- **Problem**:
Show all lines that include the string "example"; copy each one.

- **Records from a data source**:
+++
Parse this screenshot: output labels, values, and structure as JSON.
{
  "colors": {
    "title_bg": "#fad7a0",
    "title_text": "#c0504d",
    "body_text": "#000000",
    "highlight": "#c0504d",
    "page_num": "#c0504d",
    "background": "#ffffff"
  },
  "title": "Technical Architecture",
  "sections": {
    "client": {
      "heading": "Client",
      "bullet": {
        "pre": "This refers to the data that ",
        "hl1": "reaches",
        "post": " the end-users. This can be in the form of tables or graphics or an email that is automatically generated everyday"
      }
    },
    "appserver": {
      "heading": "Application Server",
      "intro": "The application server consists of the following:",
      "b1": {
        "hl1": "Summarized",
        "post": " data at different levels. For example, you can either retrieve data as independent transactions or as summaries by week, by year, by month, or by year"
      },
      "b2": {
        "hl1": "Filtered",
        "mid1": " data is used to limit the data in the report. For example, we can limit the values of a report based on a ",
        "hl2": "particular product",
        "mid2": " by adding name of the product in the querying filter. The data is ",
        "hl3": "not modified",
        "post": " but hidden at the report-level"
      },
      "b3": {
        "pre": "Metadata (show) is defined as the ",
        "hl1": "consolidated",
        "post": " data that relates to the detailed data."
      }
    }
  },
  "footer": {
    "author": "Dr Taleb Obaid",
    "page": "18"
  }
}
+++
- **Final result**:
        "post": " data at different levels. For example, you can either retrieve data as independent transactions or as summaries by week, by year, by month, or by year"
        "mid1": " data is used to limit the data in the report. For example, we can limit the values of a report based on a ",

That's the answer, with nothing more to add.